→ **WHAT THE EXERCISE ASKS**:
Can you pull out the material from its first line up to and including the line containing "decree-186-p5: Vu le", reproducing every line without any change?

+++

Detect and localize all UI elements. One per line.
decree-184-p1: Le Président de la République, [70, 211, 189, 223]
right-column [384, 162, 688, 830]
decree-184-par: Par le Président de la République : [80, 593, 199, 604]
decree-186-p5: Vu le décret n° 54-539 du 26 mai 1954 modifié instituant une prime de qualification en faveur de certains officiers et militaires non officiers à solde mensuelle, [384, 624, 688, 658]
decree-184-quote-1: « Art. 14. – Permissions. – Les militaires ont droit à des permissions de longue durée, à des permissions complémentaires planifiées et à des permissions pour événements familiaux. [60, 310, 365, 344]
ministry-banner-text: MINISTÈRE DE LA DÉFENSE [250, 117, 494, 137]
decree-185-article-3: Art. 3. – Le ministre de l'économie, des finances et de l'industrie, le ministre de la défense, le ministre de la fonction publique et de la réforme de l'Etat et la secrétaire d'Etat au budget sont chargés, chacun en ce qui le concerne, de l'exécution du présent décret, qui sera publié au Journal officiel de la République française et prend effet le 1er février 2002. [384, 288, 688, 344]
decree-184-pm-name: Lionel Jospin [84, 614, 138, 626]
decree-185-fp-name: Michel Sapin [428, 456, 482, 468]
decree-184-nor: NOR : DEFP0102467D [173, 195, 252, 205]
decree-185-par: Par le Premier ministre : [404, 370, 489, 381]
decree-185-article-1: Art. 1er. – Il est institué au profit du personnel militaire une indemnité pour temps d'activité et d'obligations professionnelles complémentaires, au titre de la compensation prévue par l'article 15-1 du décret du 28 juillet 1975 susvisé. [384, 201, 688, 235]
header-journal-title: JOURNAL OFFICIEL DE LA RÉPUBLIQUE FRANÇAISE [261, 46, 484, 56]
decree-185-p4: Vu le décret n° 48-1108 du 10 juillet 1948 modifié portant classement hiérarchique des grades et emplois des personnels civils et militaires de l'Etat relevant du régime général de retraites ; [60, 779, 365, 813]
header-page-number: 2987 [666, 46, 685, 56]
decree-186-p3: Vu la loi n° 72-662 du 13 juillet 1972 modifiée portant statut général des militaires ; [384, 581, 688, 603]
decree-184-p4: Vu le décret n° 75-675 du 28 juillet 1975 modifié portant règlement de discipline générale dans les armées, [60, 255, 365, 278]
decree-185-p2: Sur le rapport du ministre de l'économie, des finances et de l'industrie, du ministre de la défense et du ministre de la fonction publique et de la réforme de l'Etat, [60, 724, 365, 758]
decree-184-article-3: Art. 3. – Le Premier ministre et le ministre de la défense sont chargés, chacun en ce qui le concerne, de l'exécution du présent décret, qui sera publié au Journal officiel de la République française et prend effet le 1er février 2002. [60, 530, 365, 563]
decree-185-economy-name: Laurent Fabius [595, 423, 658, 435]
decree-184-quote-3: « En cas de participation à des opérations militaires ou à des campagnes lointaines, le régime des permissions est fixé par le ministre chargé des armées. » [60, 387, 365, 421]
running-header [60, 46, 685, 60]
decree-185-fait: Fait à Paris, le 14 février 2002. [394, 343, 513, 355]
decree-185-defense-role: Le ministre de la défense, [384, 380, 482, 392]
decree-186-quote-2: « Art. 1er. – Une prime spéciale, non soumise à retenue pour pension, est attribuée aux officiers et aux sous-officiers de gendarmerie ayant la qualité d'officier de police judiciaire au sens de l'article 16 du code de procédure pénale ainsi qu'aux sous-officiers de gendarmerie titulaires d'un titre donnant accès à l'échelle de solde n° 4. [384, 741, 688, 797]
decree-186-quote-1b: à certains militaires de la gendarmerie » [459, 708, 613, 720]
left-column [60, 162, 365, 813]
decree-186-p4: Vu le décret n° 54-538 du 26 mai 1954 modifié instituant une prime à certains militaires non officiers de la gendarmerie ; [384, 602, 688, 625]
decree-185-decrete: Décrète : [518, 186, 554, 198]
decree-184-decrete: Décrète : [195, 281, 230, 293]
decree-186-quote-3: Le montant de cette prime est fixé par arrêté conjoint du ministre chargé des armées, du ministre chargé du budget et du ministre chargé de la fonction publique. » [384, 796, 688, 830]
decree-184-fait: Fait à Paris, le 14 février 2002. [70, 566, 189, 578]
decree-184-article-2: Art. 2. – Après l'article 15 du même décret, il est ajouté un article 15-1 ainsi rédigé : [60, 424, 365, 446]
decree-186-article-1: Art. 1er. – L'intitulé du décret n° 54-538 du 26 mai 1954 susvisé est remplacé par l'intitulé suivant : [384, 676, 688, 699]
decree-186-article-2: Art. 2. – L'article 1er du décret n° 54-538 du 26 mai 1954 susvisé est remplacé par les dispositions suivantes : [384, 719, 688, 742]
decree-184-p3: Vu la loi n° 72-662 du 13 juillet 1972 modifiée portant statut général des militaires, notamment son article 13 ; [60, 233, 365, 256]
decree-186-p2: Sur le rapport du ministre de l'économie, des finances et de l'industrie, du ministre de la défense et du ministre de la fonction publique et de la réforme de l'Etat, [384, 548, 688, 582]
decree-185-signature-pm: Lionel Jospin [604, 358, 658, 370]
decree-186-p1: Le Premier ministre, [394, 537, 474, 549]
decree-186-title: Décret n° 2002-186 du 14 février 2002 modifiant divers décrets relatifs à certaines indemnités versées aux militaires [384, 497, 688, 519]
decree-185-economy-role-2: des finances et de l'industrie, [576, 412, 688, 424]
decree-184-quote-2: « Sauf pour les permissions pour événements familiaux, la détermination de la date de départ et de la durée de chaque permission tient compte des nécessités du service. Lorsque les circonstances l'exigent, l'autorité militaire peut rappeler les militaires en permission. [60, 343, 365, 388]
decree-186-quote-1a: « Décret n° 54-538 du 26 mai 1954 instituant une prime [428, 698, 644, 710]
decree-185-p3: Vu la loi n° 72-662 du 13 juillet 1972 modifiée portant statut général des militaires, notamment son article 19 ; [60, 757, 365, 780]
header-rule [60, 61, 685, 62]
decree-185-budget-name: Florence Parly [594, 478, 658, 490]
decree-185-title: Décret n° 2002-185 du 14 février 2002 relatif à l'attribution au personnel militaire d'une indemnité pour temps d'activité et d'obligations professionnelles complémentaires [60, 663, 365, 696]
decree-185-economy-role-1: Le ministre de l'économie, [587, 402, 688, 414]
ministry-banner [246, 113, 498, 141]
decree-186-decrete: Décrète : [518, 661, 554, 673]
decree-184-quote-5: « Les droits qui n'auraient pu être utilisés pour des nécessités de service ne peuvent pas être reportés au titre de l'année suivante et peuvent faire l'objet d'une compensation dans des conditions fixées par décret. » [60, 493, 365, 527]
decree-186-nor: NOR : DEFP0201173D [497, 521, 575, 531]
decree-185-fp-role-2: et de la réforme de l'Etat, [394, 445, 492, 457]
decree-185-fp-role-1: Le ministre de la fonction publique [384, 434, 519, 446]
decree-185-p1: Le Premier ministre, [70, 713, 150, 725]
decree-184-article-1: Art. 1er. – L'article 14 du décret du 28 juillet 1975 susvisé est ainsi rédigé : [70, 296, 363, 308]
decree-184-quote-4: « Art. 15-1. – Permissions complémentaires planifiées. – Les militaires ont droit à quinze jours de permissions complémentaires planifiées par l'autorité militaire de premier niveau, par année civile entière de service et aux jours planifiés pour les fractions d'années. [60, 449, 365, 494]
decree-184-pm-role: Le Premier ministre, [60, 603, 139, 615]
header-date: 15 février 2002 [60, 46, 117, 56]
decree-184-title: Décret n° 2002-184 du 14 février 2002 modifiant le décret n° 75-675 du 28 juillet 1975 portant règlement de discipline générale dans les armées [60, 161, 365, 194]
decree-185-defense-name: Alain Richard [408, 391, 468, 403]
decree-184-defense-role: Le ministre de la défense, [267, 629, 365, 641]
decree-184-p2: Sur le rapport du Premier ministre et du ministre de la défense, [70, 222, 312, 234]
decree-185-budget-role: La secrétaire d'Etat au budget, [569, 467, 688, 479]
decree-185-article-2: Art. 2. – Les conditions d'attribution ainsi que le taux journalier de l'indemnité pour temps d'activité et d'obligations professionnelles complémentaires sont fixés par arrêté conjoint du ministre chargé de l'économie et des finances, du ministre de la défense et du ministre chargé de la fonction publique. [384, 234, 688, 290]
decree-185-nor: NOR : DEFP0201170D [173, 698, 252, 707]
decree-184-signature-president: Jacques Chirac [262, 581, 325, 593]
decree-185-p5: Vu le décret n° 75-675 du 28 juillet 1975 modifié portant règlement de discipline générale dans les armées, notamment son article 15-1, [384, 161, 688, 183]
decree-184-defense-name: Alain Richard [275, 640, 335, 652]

+++

→ **WRITTEN ANSWER**:
Detect and localize all UI elements. One per line.
decree-184-p1: Le Président de la République, [70, 211, 189, 223]
right-column [384, 162, 688, 830]
decree-184-par: Par le Président de la République : [80, 593, 199, 604]
decree-186-p5: Vu le décret n° 54-539 du 26 mai 1954 modifié instituant une prime de qualification en faveur de certains officiers et militaires non officiers à solde mensuelle, [384, 624, 688, 658]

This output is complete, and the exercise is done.